# start of Provided data

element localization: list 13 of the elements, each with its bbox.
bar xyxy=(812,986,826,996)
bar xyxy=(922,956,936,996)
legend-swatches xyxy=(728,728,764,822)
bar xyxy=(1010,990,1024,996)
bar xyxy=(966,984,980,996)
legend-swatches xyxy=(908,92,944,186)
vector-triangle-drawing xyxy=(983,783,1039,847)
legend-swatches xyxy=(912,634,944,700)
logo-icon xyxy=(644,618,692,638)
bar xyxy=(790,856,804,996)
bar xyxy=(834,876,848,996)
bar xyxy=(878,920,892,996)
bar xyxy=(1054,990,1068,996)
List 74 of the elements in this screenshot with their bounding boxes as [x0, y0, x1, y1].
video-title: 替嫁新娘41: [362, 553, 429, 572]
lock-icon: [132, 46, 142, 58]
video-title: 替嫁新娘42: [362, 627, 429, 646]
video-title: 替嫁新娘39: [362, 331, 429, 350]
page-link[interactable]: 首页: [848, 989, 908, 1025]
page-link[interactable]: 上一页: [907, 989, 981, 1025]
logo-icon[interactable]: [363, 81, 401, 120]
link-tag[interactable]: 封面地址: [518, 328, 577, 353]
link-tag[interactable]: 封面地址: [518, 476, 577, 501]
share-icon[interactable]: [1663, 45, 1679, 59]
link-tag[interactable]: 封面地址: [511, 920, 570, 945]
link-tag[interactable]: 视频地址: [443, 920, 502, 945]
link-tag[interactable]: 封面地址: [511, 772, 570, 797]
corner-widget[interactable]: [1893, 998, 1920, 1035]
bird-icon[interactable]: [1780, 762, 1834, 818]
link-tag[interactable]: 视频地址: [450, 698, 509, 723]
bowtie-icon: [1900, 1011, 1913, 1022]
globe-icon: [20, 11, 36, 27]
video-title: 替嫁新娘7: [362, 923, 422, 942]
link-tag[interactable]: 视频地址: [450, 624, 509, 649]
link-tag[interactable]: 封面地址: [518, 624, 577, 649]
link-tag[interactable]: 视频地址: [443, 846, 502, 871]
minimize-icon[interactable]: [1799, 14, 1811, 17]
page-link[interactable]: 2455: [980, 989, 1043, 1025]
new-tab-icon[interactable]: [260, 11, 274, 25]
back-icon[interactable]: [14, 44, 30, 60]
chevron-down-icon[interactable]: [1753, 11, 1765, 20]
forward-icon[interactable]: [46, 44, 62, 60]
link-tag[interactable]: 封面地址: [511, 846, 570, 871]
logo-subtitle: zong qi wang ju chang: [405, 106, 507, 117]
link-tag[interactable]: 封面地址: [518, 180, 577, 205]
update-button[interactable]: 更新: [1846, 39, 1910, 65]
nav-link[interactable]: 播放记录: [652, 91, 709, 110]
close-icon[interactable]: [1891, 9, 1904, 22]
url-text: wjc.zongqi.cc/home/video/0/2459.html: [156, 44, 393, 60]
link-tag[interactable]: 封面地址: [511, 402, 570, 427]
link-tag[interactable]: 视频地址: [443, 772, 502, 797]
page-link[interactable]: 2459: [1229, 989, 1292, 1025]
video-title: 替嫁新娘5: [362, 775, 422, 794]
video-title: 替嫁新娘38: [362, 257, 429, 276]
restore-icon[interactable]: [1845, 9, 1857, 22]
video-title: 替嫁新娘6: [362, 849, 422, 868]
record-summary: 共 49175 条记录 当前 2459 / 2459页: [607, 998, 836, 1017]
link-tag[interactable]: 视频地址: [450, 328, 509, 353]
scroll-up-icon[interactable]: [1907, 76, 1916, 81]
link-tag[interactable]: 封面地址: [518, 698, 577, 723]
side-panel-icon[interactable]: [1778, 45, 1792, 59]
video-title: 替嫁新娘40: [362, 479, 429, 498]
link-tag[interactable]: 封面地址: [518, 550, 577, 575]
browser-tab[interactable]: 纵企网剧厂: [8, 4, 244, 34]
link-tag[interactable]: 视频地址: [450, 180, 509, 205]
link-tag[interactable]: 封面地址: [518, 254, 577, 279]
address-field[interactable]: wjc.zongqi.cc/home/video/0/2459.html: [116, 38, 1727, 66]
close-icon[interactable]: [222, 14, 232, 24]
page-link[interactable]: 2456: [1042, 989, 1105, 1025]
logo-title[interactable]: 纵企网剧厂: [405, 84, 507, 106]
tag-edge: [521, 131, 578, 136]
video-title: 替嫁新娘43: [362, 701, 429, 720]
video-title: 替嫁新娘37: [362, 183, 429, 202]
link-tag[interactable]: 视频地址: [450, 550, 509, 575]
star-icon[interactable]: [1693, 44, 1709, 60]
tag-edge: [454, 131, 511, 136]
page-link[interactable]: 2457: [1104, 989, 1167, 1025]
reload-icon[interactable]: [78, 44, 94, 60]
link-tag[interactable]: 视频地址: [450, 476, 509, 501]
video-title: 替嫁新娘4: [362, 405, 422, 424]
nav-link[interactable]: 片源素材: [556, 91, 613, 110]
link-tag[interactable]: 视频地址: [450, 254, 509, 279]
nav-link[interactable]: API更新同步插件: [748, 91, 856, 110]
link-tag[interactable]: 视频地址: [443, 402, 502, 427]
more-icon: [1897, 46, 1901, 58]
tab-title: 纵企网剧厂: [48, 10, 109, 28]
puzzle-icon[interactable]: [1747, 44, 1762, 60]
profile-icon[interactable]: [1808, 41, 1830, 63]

# end of Provided data

Job: Reproduce the material word for word, from its first line down to and including the line that contains "link-tag[interactable]: 封面地址: [518, 328, 577, 353]".

Task solution:
element localization: list 13 of the elements, each with its bbox.
bar xyxy=(812,986,826,996)
bar xyxy=(922,956,936,996)
legend-swatches xyxy=(728,728,764,822)
bar xyxy=(1010,990,1024,996)
bar xyxy=(966,984,980,996)
legend-swatches xyxy=(908,92,944,186)
vector-triangle-drawing xyxy=(983,783,1039,847)
legend-swatches xyxy=(912,634,944,700)
logo-icon xyxy=(644,618,692,638)
bar xyxy=(790,856,804,996)
bar xyxy=(834,876,848,996)
bar xyxy=(878,920,892,996)
bar xyxy=(1054,990,1068,996)
List 74 of the elements in this screenshot with their bounding boxes as [x0, y0, x1, y1].
video-title: 替嫁新娘41: [362, 553, 429, 572]
lock-icon: [132, 46, 142, 58]
video-title: 替嫁新娘42: [362, 627, 429, 646]
video-title: 替嫁新娘39: [362, 331, 429, 350]
page-link[interactable]: 首页: [848, 989, 908, 1025]
page-link[interactable]: 上一页: [907, 989, 981, 1025]
logo-icon[interactable]: [363, 81, 401, 120]
link-tag[interactable]: 封面地址: [518, 328, 577, 353]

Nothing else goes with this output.